* Stated exercise *
Return every line of the records below verbatim, with no pictures in the copy.

* Entries shown *
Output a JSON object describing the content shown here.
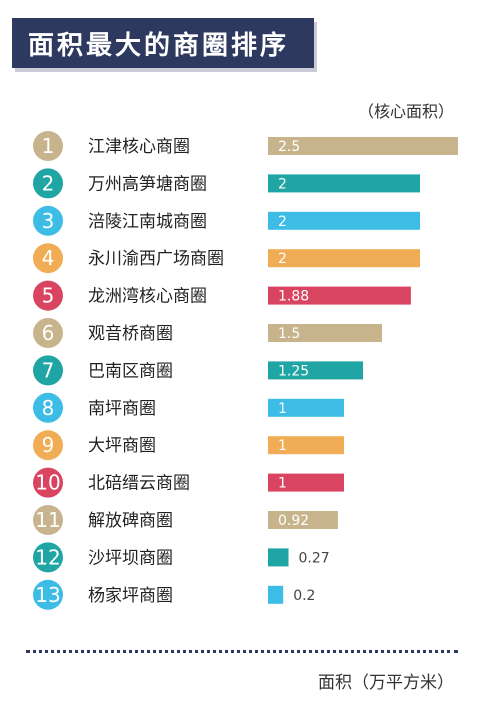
{
  "header": {
    "title": "面积最大的商圈排序"
  },
  "chart_data": {
    "type": "bar",
    "orientation": "horizontal",
    "title": "面积最大的商圈排序",
    "unit_label": "（核心面积）",
    "xlabel": "面积（万平方米）",
    "grid": false,
    "xlim": [
      0,
      2.5
    ],
    "rows": [
      {
        "rank": "1",
        "name": "江津核心商圈",
        "value": 2.5,
        "label": "2.5",
        "color": "#c8b48c"
      },
      {
        "rank": "2",
        "name": "万州高笋塘商圈",
        "value": 2,
        "label": "2",
        "color": "#1fa5a3"
      },
      {
        "rank": "3",
        "name": "涪陵江南城商圈",
        "value": 2,
        "label": "2",
        "color": "#3dbde6"
      },
      {
        "rank": "4",
        "name": "永川渝西广场商圈",
        "value": 2,
        "label": "2",
        "color": "#f0ad55"
      },
      {
        "rank": "5",
        "name": "龙洲湾核心商圈",
        "value": 1.88,
        "label": "1.88",
        "color": "#d94561"
      },
      {
        "rank": "6",
        "name": "观音桥商圈",
        "value": 1.5,
        "label": "1.5",
        "color": "#c8b48c"
      },
      {
        "rank": "7",
        "name": "巴南区商圈",
        "value": 1.25,
        "label": "1.25",
        "color": "#1fa5a3"
      },
      {
        "rank": "8",
        "name": "南坪商圈",
        "value": 1,
        "label": "1",
        "color": "#3dbde6"
      },
      {
        "rank": "9",
        "name": "大坪商圈",
        "value": 1,
        "label": "1",
        "color": "#f0ad55"
      },
      {
        "rank": "10",
        "name": "北碚缙云商圈",
        "value": 1,
        "label": "1",
        "color": "#d94561"
      },
      {
        "rank": "11",
        "name": "解放碑商圈",
        "value": 0.92,
        "label": "0.92",
        "color": "#c8b48c"
      },
      {
        "rank": "12",
        "name": "沙坪坝商圈",
        "value": 0.27,
        "label": "0.27",
        "color": "#1fa5a3"
      },
      {
        "rank": "13",
        "name": "杨家坪商圈",
        "value": 0.2,
        "label": "0.2",
        "color": "#3dbde6"
      }
    ]
  }
}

* Response to this task *
Output a JSON object describing the content shown here.
{
  "header": {
    "title": "面积最大的商圈排序"
  },
  "chart_data": {
    "type": "bar",
    "orientation": "horizontal",
    "title": "面积最大的商圈排序",
    "unit_label": "（核心面积）",
    "xlabel": "面积（万平方米）",
    "grid": false,
    "xlim": [
      0,
      2.5
    ],
    "rows": [
      {
        "rank": "1",
        "name": "江津核心商圈",
        "value": 2.5,
        "label": "2.5",
        "color": "#c8b48c"
      },
      {
        "rank": "2",
        "name": "万州高笋塘商圈",
        "value": 2,
        "label": "2",
        "color": "#1fa5a3"
      },
      {
        "rank": "3",
        "name": "涪陵江南城商圈",
        "value": 2,
        "label": "2",
        "color": "#3dbde6"
      },
      {
        "rank": "4",
        "name": "永川渝西广场商圈",
        "value": 2,
        "label": "2",
        "color": "#f0ad55"
      },
      {
        "rank": "5",
        "name": "龙洲湾核心商圈",
        "value": 1.88,
        "label": "1.88",
        "color": "#d94561"
      },
      {
        "rank": "6",
        "name": "观音桥商圈",
        "value": 1.5,
        "label": "1.5",
        "color": "#c8b48c"
      },
      {
        "rank": "7",
        "name": "巴南区商圈",
        "value": 1.25,
        "label": "1.25",
        "color": "#1fa5a3"
      },
      {
        "rank": "8",
        "name": "南坪商圈",
        "value": 1,
        "label": "1",
        "color": "#3dbde6"
      },
      {
        "rank": "9",
        "name": "大坪商圈",
        "value": 1,
        "label": "1",
        "color": "#f0ad55"
      },
      {
        "rank": "10",
        "name": "北碚缙云商圈",
        "value": 1,
        "label": "1",
        "color": "#d94561"
      },
      {
        "rank": "11",
        "name": "解放碑商圈",
        "value": 0.92,
        "label": "0.92",
        "color": "#c8b48c"
      },
      {
        "rank": "12",
        "name": "沙坪坝商圈",
        "value": 0.27,
        "label": "0.27",
        "color": "#1fa5a3"
      },
      {
        "rank": "13",
        "name": "杨家坪商圈",
        "value": 0.2,
        "label": "0.2",
        "color": "#3dbde6"
      }
    ]
  }
}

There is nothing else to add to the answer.